++++ Entries ++++
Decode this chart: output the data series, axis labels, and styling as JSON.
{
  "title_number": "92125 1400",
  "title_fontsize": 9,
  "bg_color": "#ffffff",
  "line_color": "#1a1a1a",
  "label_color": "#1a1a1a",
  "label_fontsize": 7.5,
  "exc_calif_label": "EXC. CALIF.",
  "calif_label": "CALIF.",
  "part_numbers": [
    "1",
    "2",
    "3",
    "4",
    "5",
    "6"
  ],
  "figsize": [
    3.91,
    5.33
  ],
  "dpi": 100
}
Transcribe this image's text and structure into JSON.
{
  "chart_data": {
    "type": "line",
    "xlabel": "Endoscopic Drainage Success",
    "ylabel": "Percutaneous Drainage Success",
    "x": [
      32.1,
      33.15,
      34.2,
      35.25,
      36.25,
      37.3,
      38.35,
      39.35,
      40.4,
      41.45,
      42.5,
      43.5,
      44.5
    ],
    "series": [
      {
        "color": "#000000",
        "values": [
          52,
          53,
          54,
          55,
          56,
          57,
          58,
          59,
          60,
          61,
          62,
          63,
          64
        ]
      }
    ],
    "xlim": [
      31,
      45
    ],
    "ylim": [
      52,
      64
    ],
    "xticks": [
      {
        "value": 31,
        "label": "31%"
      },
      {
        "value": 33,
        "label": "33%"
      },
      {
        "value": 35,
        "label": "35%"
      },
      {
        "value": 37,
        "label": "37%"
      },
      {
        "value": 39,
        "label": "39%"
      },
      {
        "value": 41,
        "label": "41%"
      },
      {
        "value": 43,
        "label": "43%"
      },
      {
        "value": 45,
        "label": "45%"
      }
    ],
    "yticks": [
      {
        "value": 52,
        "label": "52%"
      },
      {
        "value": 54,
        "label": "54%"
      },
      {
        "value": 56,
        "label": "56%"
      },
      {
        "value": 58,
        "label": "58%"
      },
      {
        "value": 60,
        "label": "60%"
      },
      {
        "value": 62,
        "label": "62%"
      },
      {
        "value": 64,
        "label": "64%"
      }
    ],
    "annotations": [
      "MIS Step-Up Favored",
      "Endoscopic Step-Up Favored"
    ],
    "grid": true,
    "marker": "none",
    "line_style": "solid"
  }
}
++++
Copy out each line in the listing that has the word "Favored".

      "MIS Step-Up Favored",
      "Endoscopic Step-Up Favored"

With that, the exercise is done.